» Exercise details
Can you transcribe the data exactly? Leave the pictures out.

(Dataset records)
[start]

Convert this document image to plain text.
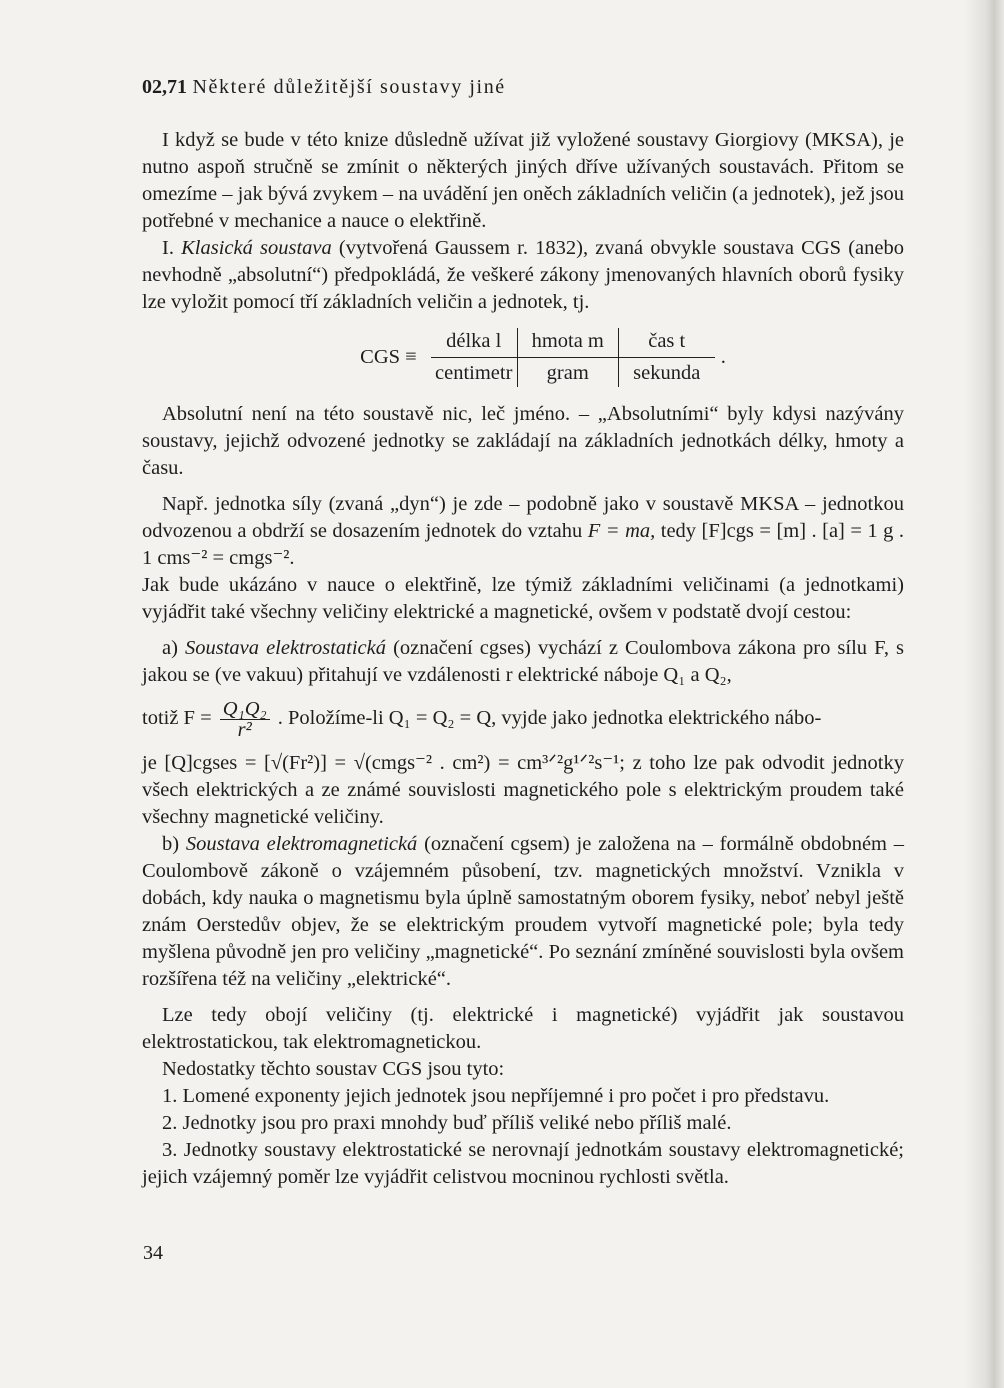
02,71 Některé důležitější soustavy jiné

I když se bude v této knize důsledně užívat již vyložené soustavy Giorgiovy (MKSA), je nutno aspoň stručně se zmínit o některých jiných dříve užívaných soustavách. Přitom se omezíme – jak bývá zvykem – na uvádění jen oněch základních veličin (a jednotek), jež jsou potřebné v mechanice a nauce o elektřině.

I. Klasická soustava (vytvořená Gaussem r. 1832), zvaná obvykle soustava CGS (anebo nevhodně „absolutní“) předpokládá, že veškeré zákony jmenovaných hlavních oborů fysiky lze vyložit pomocí tří základních veličin a jednotek, tj.

CGS ≡
délka l
centimetr
hmota m
gram
čas t
sekunda
.

Absolutní není na této soustavě nic, leč jméno. – „Absolutními“ byly kdysi nazývány soustavy, jejichž odvozené jednotky se zakládají na základních jednotkách délky, hmoty a času.

Např. jednotka síly (zvaná „dyn“) je zde – podobně jako v soustavě MKSA – jednotkou odvozenou a obdrží se dosazením jednotek do vztahu F = ma, tedy [F]cgs = [m] . [a] = 1 g . 1 cms⁻² = cmgs⁻².

Jak bude ukázáno v nauce o elektřině, lze týmiž základními veličinami (a jednotkami) vyjádřit také všechny veličiny elektrické a magnetické, ovšem v podstatě dvojí cestou:

a) Soustava elektrostatická (označení cgses) vychází z Coulombova zákona pro sílu F, s jakou se (ve vakuu) přitahují ve vzdálenosti r elektrické náboje Q₁ a Q₂,

totiž $F = \frac{\text{Q₁Q₂}}{\text{r²}}$ . Položíme-li Q₁ = Q₂ = Q, vyjde jako jednotka elektrického nábo-

je [Q]cgses = [√(Fr²)] = √(cmgs⁻² . cm²) = cm³ᐟ²g¹ᐟ²s⁻¹; z toho lze pak odvodit jednotky všech elektrických a ze známé souvislosti magnetického pole s elektrickým proudem také všechny magnetické veličiny.

b) Soustava elektromagnetická (označení cgsem) je založena na – formálně obdobném – Coulombově zákoně o vzájemném působení, tzv. magnetických množství. Vznikla v dobách, kdy nauka o magnetismu byla úplně samostatným oborem fysiky, neboť nebyl ještě znám Oerstedův objev, že se elektrickým proudem vytvoří magnetické pole; byla tedy myšlena původně jen pro veličiny „magnetické“. Po seznání zmíněné souvislosti byla ovšem rozšířena též na veličiny „elektrické“.

Lze tedy obojí veličiny (tj. elektrické i magnetické) vyjádřit jak soustavou elektrostatickou, tak elektromagnetickou.

Nedostatky těchto soustav CGS jsou tyto:

1. Lomené exponenty jejich jednotek jsou nepříjemné i pro počet i pro představu.

2. Jednotky jsou pro praxi mnohdy buď příliš veliké nebo příliš malé.

3. Jednotky soustavy elektrostatické se nerovnají jednotkám soustavy elektromagnetické; jejich vzájemný poměr lze vyjádřit celistvou mocninou rychlosti světla.

34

[end]

» Solution to this problem
Convert this document image to plain text.
02,71 Některé důležitější soustavy jiné

I když se bude v této knize důsledně užívat již vyložené soustavy Giorgiovy (MKSA), je nutno aspoň stručně se zmínit o některých jiných dříve užívaných soustavách. Přitom se omezíme – jak bývá zvykem – na uvádění jen oněch základních veličin (a jednotek), jež jsou potřebné v mechanice a nauce o elektřině.

I. Klasická soustava (vytvořená Gaussem r. 1832), zvaná obvykle soustava CGS (anebo nevhodně „absolutní“) předpokládá, že veškeré zákony jmenovaných hlavních oborů fysiky lze vyložit pomocí tří základních veličin a jednotek, tj.

CGS ≡
délka l
centimetr
hmota m
gram
čas t
sekunda
.

Absolutní není na této soustavě nic, leč jméno. – „Absolutními“ byly kdysi nazývány soustavy, jejichž odvozené jednotky se zakládají na základních jednotkách délky, hmoty a času.

Např. jednotka síly (zvaná „dyn“) je zde – podobně jako v soustavě MKSA – jednotkou odvozenou a obdrží se dosazením jednotek do vztahu F = ma, tedy [F]cgs = [m] . [a] = 1 g . 1 cms⁻² = cmgs⁻².

Jak bude ukázáno v nauce o elektřině, lze týmiž základními veličinami (a jednotkami) vyjádřit také všechny veličiny elektrické a magnetické, ovšem v podstatě dvojí cestou:

a) Soustava elektrostatická (označení cgses) vychází z Coulombova zákona pro sílu F, s jakou se (ve vakuu) přitahují ve vzdálenosti r elektrické náboje Q₁ a Q₂,

totiž $F = \frac{\text{Q₁Q₂}}{\text{r²}}$ . Položíme-li Q₁ = Q₂ = Q, vyjde jako jednotka elektrického nábo-

je [Q]cgses = [√(Fr²)] = √(cmgs⁻² . cm²) = cm³ᐟ²g¹ᐟ²s⁻¹; z toho lze pak odvodit jednotky všech elektrických a ze známé souvislosti magnetického pole s elektrickým proudem také všechny magnetické veličiny.

b) Soustava elektromagnetická (označení cgsem) je založena na – formálně obdobném – Coulombově zákoně o vzájemném působení, tzv. magnetických množství. Vznikla v dobách, kdy nauka o magnetismu byla úplně samostatným oborem fysiky, neboť nebyl ještě znám Oerstedův objev, že se elektrickým proudem vytvoří magnetické pole; byla tedy myšlena původně jen pro veličiny „magnetické“. Po seznání zmíněné souvislosti byla ovšem rozšířena též na veličiny „elektrické“.

Lze tedy obojí veličiny (tj. elektrické i magnetické) vyjádřit jak soustavou elektrostatickou, tak elektromagnetickou.

Nedostatky těchto soustav CGS jsou tyto:

1. Lomené exponenty jejich jednotek jsou nepříjemné i pro počet i pro představu.

2. Jednotky jsou pro praxi mnohdy buď příliš veliké nebo příliš malé.

3. Jednotky soustavy elektrostatické se nerovnají jednotkám soustavy elektromagnetické; jejich vzájemný poměr lze vyjádřit celistvou mocninou rychlosti světla.

34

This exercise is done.